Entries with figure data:
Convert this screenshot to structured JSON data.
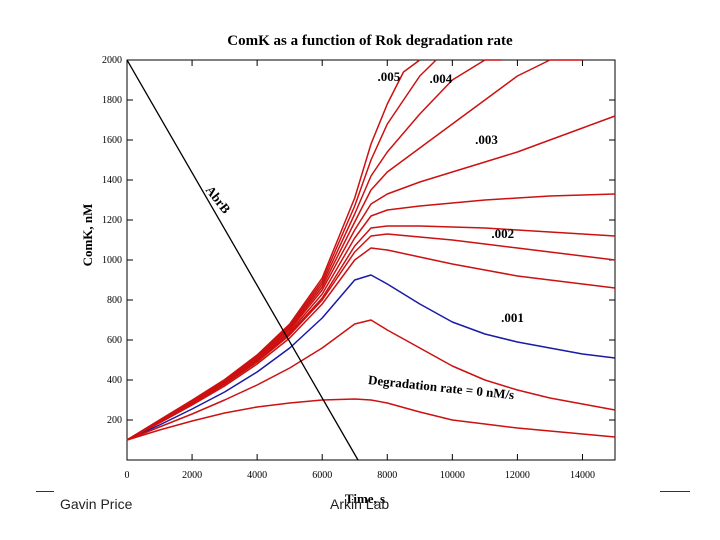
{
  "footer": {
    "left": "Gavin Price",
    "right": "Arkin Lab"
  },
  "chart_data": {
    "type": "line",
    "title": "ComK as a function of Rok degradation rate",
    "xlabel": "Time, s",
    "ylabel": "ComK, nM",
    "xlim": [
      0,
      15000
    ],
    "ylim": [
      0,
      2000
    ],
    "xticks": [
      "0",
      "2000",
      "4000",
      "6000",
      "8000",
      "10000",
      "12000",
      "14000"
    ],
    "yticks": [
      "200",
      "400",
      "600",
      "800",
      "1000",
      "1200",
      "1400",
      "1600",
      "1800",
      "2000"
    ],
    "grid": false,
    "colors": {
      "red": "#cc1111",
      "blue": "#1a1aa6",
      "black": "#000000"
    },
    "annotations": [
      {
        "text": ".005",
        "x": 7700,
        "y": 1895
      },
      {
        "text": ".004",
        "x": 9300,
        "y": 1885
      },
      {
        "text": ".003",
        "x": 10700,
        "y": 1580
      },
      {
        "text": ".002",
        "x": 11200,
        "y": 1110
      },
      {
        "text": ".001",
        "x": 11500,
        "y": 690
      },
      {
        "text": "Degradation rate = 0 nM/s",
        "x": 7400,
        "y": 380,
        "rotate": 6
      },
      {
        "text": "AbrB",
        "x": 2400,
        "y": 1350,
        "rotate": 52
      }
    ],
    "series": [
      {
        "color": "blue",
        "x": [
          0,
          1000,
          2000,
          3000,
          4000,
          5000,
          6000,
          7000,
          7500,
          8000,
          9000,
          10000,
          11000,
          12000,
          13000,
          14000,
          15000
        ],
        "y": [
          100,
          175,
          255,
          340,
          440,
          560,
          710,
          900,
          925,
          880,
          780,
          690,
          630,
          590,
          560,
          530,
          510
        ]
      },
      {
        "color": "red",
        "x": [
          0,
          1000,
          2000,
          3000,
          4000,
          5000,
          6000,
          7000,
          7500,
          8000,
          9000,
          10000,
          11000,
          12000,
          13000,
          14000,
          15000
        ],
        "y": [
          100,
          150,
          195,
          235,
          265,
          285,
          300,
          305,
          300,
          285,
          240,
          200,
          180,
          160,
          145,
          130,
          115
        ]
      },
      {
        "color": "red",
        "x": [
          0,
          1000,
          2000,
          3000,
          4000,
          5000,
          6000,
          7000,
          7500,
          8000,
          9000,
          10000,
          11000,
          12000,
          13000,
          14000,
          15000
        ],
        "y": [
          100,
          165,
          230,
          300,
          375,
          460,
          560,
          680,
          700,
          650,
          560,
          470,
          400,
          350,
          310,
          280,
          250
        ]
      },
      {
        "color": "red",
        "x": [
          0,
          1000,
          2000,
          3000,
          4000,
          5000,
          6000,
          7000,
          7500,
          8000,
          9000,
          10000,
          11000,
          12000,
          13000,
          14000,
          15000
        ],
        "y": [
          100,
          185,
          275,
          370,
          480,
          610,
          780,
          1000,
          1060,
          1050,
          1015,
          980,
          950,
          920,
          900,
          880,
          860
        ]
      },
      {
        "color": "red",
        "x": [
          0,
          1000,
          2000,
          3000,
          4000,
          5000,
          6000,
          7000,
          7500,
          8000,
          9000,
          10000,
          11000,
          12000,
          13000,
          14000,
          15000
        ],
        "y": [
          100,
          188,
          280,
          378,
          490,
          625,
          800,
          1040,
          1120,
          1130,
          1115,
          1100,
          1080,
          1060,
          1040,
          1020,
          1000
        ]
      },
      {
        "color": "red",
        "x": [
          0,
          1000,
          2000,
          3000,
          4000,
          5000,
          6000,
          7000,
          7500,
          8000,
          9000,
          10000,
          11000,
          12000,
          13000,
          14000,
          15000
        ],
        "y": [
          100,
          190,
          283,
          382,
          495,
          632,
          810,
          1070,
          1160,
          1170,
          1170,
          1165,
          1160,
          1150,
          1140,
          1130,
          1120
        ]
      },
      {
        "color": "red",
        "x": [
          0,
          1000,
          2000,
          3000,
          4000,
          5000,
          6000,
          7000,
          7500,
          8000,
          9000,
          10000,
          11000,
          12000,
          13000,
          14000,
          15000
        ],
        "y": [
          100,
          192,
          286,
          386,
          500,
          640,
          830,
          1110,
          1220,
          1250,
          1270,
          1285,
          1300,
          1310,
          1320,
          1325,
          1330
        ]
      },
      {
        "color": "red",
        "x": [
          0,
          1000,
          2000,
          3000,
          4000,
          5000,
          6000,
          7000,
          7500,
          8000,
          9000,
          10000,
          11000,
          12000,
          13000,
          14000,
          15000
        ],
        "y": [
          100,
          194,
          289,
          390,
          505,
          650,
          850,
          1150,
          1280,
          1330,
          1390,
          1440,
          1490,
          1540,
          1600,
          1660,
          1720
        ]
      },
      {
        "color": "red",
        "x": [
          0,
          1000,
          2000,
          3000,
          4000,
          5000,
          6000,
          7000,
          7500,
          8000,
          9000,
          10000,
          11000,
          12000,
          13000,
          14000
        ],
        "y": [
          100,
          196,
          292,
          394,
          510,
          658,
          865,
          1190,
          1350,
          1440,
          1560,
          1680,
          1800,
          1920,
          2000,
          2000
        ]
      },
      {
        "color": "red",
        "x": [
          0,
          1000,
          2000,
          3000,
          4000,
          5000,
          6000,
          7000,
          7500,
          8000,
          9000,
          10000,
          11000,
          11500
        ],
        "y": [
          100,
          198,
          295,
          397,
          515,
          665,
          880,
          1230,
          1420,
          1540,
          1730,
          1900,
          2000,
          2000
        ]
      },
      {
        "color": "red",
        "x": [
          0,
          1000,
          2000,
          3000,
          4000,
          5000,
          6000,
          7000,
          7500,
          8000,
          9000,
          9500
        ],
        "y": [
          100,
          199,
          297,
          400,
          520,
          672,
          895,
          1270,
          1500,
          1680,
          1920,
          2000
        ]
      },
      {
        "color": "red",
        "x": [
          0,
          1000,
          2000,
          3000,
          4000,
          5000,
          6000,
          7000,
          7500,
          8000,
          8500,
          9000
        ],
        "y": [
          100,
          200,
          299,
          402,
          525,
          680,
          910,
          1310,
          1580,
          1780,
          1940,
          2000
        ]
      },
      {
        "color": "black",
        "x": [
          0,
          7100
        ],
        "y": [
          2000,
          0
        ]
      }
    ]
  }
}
---
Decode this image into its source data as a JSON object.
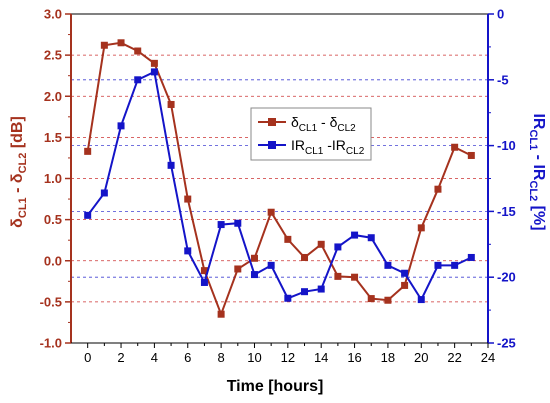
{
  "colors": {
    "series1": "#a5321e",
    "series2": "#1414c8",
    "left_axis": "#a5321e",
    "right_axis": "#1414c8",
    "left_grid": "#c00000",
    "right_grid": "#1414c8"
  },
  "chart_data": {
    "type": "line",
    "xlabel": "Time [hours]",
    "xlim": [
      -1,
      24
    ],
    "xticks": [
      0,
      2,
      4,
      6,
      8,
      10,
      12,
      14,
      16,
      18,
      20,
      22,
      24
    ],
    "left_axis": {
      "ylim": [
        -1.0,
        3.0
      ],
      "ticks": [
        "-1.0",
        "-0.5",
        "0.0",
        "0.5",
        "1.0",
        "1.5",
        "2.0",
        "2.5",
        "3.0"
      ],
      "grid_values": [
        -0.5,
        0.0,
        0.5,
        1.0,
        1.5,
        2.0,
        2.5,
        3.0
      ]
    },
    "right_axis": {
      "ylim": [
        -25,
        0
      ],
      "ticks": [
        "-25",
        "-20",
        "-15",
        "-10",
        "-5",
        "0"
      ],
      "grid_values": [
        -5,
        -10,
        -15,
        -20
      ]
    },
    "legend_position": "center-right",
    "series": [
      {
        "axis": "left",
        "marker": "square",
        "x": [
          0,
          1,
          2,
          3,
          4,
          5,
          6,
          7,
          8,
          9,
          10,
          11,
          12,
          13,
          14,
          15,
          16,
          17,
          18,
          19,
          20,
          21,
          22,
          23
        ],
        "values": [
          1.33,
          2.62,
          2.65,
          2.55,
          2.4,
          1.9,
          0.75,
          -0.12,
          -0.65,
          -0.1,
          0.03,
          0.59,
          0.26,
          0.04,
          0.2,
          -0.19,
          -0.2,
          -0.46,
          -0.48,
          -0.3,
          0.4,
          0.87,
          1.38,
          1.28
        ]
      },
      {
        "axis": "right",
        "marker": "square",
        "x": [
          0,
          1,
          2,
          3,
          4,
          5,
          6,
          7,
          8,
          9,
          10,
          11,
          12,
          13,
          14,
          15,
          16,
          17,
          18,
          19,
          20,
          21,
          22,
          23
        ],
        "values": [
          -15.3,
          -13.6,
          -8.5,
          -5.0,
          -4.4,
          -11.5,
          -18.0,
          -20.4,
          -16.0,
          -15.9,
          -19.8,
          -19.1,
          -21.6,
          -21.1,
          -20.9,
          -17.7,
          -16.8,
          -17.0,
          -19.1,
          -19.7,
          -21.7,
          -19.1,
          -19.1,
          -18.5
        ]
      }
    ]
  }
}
--
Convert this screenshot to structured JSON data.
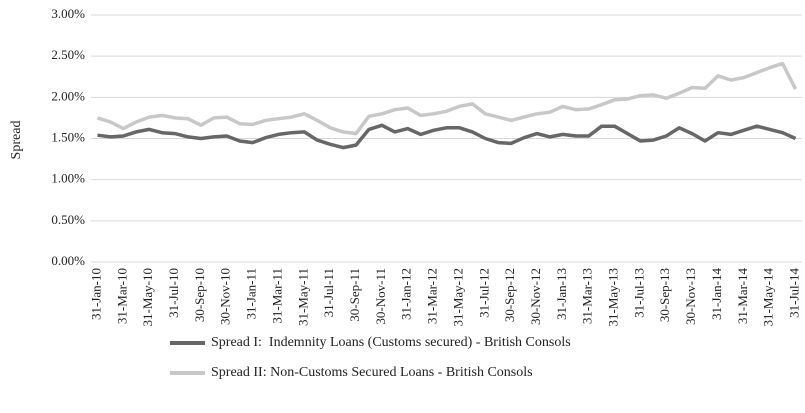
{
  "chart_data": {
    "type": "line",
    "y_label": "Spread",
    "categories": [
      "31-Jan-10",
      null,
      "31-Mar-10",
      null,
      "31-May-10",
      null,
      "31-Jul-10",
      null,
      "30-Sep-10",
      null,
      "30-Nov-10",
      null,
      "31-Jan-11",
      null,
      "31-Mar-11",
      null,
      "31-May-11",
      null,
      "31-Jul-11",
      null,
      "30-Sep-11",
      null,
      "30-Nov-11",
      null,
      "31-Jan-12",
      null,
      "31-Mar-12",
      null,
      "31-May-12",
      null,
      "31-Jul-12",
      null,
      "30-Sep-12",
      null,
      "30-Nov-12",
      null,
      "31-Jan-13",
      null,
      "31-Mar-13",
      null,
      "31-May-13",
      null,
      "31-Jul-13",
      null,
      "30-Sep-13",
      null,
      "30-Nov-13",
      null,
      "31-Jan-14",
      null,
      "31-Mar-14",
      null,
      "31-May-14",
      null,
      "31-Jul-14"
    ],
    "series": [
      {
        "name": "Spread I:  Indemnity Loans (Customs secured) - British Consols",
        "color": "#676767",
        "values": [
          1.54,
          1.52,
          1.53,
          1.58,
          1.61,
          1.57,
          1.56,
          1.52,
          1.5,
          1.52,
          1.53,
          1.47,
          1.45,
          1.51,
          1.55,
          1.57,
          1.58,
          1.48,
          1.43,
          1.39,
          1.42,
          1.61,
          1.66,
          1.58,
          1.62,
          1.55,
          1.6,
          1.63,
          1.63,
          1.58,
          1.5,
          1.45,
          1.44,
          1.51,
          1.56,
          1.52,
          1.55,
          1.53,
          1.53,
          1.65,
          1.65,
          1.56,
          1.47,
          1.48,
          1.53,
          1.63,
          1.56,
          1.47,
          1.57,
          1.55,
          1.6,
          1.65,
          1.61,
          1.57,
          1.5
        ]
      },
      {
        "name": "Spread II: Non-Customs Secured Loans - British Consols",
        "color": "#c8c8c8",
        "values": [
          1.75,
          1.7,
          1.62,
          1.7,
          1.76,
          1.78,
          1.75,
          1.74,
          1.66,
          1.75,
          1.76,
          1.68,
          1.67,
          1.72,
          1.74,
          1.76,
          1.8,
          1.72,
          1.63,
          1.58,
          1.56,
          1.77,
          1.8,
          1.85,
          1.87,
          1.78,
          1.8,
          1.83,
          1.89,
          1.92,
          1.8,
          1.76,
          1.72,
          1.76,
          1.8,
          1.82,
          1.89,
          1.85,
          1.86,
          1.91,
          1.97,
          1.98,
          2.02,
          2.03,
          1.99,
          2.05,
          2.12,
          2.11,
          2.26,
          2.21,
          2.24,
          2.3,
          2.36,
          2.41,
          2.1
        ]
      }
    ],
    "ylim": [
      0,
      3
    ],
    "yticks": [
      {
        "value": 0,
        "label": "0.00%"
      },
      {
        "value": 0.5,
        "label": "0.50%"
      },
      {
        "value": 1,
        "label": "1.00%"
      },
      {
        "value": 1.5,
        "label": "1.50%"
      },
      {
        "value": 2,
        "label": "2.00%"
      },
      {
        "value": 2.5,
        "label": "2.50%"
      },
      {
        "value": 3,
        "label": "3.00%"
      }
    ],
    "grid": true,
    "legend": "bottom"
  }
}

▶ **Set task**
Write out every line from the entries where "ComK" appears.

▶ **Correct answer**
    "title": "ComK as a function of Rok degradation rate",
    "ylabel": "ComK, nM",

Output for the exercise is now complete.